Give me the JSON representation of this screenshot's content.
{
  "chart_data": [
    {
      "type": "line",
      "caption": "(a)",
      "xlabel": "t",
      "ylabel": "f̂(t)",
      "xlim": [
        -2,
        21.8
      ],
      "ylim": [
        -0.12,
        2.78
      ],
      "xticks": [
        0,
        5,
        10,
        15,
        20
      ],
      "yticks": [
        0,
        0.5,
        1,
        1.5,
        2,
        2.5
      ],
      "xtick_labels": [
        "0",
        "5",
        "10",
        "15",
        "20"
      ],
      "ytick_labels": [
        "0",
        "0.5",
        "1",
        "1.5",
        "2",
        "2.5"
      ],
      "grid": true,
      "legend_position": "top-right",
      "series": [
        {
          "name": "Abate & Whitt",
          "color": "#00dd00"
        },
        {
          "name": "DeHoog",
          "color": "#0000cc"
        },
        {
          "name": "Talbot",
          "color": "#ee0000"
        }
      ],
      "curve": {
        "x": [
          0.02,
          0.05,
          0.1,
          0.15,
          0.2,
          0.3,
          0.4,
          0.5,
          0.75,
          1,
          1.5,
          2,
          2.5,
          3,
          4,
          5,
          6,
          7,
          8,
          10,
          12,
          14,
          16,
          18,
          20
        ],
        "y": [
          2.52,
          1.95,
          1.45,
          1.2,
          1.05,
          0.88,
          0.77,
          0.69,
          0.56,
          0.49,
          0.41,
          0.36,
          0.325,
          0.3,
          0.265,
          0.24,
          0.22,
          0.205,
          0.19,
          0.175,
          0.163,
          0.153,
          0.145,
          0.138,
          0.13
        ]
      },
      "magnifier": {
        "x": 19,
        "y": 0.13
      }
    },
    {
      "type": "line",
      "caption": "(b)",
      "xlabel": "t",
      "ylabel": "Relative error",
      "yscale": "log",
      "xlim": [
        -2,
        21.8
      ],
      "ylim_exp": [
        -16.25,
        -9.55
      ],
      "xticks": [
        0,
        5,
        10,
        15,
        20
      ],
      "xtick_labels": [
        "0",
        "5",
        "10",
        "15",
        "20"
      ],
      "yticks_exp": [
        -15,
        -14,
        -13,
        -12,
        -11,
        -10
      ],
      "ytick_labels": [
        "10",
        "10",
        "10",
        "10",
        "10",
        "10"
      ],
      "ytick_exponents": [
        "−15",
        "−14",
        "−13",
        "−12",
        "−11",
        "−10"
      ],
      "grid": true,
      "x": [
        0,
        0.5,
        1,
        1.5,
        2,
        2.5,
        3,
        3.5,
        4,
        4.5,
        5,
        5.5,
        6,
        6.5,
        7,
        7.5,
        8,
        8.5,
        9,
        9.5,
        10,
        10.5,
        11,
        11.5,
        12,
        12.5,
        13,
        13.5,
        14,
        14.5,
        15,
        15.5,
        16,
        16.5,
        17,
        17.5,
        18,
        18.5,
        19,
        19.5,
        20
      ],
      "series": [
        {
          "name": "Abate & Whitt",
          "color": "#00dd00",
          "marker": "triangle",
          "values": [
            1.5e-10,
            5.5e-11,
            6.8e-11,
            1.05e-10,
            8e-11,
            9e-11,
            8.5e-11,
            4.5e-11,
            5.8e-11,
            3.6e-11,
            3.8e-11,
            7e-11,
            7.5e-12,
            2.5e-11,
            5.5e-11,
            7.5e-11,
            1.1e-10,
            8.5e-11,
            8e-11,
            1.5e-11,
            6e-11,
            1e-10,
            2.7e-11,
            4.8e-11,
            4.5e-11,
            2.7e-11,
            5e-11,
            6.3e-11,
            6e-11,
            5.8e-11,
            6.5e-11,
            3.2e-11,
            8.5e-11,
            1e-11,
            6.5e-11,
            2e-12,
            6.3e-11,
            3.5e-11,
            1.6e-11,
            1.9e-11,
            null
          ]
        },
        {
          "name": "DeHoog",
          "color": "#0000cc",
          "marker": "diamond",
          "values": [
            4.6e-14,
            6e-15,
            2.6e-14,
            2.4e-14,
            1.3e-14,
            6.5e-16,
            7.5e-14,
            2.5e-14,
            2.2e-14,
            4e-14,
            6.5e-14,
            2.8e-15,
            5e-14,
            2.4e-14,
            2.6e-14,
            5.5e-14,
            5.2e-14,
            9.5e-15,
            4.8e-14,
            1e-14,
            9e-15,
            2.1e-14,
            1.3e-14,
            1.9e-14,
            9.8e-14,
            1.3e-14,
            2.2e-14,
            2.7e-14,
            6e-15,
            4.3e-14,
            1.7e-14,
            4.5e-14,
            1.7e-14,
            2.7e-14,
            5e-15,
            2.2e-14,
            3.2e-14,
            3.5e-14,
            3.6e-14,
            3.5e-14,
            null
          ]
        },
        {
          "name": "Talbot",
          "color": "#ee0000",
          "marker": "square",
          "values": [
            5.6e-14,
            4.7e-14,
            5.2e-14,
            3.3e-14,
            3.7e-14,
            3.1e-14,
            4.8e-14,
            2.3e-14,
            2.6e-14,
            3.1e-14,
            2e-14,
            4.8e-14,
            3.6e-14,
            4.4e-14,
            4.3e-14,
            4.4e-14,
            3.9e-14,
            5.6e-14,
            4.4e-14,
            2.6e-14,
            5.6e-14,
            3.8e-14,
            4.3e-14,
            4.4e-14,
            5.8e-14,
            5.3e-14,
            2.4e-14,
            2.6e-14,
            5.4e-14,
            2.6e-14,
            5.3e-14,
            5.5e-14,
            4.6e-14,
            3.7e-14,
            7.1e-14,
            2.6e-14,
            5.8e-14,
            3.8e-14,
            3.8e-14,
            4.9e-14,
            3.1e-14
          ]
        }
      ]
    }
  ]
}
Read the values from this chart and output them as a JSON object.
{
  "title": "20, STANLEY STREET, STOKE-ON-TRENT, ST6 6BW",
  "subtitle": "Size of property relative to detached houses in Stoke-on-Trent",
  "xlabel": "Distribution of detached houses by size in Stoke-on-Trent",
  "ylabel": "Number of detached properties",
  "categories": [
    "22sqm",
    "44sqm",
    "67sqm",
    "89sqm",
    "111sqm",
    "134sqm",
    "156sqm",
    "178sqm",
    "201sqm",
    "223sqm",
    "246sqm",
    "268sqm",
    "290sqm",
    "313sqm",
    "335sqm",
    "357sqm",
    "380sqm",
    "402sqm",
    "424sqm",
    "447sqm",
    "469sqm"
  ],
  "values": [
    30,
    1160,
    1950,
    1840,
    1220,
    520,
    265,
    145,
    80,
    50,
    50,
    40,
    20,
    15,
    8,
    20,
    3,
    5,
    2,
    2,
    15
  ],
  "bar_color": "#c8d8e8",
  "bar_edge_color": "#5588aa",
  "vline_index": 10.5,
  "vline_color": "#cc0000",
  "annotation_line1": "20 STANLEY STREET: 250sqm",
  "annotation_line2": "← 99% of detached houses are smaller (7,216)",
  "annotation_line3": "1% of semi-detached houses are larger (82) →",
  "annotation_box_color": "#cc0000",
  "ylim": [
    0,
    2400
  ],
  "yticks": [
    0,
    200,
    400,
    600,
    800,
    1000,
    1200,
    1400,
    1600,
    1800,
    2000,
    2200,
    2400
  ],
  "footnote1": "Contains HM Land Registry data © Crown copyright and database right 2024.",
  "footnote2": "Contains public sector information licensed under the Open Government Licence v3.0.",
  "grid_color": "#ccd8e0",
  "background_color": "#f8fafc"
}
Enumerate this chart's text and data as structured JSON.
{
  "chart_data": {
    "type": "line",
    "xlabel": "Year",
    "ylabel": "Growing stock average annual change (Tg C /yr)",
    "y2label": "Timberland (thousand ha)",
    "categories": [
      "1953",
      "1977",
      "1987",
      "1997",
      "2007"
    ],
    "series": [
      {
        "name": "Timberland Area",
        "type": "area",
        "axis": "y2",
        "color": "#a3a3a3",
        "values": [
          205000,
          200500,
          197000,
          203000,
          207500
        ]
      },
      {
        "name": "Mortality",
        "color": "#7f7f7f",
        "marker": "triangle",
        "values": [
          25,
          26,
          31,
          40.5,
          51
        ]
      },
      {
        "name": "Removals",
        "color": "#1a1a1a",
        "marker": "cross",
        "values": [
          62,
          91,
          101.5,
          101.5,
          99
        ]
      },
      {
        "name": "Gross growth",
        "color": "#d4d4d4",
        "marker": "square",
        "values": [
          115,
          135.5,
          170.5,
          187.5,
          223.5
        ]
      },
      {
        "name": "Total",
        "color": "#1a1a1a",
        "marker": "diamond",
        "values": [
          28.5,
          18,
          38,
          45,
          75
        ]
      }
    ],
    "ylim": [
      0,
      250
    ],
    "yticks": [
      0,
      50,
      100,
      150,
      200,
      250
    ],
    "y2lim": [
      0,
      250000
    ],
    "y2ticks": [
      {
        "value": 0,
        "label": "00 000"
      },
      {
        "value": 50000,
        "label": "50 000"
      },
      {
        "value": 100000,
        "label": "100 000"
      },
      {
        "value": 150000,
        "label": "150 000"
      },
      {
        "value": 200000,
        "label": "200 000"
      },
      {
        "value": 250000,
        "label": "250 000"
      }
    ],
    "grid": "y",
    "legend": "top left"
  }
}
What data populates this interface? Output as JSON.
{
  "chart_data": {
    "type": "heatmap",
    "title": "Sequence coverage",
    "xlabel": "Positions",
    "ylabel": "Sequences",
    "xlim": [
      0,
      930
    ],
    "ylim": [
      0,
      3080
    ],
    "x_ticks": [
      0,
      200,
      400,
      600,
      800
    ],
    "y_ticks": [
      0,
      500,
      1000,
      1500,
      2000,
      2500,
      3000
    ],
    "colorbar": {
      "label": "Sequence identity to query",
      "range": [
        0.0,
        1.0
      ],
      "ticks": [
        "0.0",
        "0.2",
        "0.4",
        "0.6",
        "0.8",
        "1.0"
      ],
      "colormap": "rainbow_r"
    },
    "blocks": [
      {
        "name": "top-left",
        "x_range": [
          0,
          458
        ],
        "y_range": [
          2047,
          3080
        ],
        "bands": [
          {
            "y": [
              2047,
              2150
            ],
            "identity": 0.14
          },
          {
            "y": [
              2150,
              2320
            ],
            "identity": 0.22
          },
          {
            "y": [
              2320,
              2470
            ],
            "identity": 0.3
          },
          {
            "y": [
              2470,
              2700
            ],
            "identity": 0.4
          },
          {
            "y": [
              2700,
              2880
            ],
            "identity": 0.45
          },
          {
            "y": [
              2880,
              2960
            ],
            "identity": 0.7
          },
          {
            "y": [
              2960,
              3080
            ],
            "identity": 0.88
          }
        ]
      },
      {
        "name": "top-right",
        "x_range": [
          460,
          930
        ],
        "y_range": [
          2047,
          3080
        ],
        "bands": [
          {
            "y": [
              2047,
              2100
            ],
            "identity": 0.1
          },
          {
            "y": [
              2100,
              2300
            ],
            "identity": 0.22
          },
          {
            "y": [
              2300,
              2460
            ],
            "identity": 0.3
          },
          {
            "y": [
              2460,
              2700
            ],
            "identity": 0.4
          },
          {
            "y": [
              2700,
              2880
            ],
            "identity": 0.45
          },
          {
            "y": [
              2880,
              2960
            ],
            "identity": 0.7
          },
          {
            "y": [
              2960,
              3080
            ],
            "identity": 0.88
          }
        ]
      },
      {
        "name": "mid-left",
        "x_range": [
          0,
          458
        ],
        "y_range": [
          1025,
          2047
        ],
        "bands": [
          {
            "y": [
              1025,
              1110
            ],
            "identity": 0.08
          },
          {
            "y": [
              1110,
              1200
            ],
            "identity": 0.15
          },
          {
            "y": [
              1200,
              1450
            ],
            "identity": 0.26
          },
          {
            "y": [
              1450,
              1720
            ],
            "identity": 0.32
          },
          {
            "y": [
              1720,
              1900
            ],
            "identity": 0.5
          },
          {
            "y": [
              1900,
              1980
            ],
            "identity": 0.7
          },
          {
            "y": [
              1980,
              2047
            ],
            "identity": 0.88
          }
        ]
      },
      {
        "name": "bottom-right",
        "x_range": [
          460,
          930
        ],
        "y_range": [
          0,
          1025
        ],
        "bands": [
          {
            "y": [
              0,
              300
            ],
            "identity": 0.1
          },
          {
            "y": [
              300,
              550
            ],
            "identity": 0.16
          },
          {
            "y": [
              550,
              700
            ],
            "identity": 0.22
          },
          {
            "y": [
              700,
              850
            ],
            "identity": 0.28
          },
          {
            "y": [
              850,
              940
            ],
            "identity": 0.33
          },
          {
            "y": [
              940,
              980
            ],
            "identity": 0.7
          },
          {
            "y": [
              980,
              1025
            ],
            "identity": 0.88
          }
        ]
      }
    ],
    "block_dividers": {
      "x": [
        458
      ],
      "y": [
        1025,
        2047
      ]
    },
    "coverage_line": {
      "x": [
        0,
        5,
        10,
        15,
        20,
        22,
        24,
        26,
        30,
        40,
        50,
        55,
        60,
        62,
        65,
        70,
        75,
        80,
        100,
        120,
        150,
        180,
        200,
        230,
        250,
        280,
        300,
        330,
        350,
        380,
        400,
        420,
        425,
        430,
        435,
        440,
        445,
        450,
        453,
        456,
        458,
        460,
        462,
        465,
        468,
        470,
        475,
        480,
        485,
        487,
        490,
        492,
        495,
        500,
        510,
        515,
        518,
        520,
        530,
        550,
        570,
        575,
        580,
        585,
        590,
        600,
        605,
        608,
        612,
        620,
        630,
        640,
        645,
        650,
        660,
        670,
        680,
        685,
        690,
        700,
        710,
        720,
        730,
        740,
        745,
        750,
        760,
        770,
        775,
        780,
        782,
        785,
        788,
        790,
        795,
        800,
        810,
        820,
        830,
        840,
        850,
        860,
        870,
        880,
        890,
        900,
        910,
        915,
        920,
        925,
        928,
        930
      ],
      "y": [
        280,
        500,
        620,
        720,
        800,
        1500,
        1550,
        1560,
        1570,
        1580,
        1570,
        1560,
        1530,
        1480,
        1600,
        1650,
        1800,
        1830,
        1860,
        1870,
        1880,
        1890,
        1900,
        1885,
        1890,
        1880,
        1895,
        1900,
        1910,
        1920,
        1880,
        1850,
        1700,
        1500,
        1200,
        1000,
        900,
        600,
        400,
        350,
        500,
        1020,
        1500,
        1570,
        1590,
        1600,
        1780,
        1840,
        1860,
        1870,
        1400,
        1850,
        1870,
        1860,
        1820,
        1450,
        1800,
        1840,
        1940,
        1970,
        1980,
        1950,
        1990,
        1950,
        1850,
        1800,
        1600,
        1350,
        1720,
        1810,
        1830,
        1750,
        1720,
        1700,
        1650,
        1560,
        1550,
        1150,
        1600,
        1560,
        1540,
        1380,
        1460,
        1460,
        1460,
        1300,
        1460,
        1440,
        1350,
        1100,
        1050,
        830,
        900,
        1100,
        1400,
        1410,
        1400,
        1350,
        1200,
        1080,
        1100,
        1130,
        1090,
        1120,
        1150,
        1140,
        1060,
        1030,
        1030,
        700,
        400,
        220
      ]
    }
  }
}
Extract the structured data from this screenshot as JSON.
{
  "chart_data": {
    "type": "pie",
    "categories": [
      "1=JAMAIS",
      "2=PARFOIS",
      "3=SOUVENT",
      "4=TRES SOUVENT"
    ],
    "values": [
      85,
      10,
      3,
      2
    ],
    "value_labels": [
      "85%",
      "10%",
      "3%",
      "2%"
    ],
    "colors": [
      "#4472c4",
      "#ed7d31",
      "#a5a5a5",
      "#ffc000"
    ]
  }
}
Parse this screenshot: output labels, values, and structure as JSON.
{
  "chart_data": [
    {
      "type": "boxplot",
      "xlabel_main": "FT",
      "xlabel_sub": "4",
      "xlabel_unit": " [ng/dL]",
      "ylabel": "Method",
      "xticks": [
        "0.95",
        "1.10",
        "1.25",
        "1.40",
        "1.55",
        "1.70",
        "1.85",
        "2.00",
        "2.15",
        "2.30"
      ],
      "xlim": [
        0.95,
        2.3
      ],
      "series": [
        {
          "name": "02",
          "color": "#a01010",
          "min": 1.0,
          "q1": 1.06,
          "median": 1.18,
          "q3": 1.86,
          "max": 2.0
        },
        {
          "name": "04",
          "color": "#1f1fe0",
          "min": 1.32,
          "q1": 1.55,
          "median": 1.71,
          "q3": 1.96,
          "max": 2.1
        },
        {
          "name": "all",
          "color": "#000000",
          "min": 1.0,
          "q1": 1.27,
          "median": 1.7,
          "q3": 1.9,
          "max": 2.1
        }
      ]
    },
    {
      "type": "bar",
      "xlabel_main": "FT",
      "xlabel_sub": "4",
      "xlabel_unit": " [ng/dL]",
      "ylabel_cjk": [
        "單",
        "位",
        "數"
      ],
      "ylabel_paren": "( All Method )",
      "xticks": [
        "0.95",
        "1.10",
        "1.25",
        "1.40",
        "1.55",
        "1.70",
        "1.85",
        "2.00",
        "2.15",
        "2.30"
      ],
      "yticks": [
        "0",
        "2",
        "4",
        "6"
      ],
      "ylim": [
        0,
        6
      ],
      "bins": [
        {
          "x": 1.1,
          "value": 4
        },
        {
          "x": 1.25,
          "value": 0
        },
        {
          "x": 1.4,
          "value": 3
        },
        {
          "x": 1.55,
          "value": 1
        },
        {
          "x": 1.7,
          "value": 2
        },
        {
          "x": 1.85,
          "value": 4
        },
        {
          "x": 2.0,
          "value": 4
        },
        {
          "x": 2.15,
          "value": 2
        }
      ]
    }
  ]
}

————

Exercise description :: Copy each line containing the word "STANLEY" from the data.

Complete output ::
  "title": "20, STANLEY STREET, STOKE-ON-TRENT, ST6 6BW",
  "annotation_line1": "20 STANLEY STREET: 250sqm",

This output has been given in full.